*Task brief*: Output every line of the data exactly as it appears.

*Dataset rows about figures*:
○ ○ ○ ○ ○
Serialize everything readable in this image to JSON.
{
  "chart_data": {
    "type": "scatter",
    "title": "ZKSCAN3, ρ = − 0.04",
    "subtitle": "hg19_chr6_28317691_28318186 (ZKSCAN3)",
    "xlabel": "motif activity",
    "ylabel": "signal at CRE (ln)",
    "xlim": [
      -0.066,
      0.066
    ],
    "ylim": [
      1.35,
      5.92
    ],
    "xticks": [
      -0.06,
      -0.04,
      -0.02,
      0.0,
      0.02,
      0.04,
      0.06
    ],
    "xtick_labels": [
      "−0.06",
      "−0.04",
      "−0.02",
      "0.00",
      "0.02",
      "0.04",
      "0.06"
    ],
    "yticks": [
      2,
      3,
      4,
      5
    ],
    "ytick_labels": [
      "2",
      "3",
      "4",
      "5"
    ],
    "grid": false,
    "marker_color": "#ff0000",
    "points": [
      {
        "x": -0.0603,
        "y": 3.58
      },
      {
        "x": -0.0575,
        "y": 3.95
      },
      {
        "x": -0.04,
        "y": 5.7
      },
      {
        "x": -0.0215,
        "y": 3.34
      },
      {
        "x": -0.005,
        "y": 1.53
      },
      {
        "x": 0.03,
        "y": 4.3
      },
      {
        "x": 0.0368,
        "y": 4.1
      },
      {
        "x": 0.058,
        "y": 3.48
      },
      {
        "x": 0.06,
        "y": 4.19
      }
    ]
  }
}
○ ○ ○ ○ ○
*Result of this task*:
Serialize everything readable in this image to JSON.
{
  "chart_data": {
    "type": "scatter",
    "title": "ZKSCAN3, ρ = − 0.04",
    "subtitle": "hg19_chr6_28317691_28318186 (ZKSCAN3)",
    "xlabel": "motif activity",
    "ylabel": "signal at CRE (ln)",
    "xlim": [
      -0.066,
      0.066
    ],
    "ylim": [
      1.35,
      5.92
    ],
    "xticks": [
      -0.06,
      -0.04,
      -0.02,
      0.0,
      0.02,
      0.04,
      0.06
    ],
    "xtick_labels": [
      "−0.06",
      "−0.04",
      "−0.02",
      "0.00",
      "0.02",
      "0.04",
      "0.06"
    ],
    "yticks": [
      2,
      3,
      4,
      5
    ],
    "ytick_labels": [
      "2",
      "3",
      "4",
      "5"
    ],
    "grid": false,
    "marker_color": "#ff0000",
    "points": [
      {
        "x": -0.0603,
        "y": 3.58
      },
      {
        "x": -0.0575,
        "y": 3.95
      },
      {
        "x": -0.04,
        "y": 5.7
      },
      {
        "x": -0.0215,
        "y": 3.34
      },
      {
        "x": -0.005,
        "y": 1.53
      },
      {
        "x": 0.03,
        "y": 4.3
      },
      {
        "x": 0.0368,
        "y": 4.1
      },
      {
        "x": 0.058,
        "y": 3.48
      },
      {
        "x": 0.06,
        "y": 4.19
      }
    ]
  }
}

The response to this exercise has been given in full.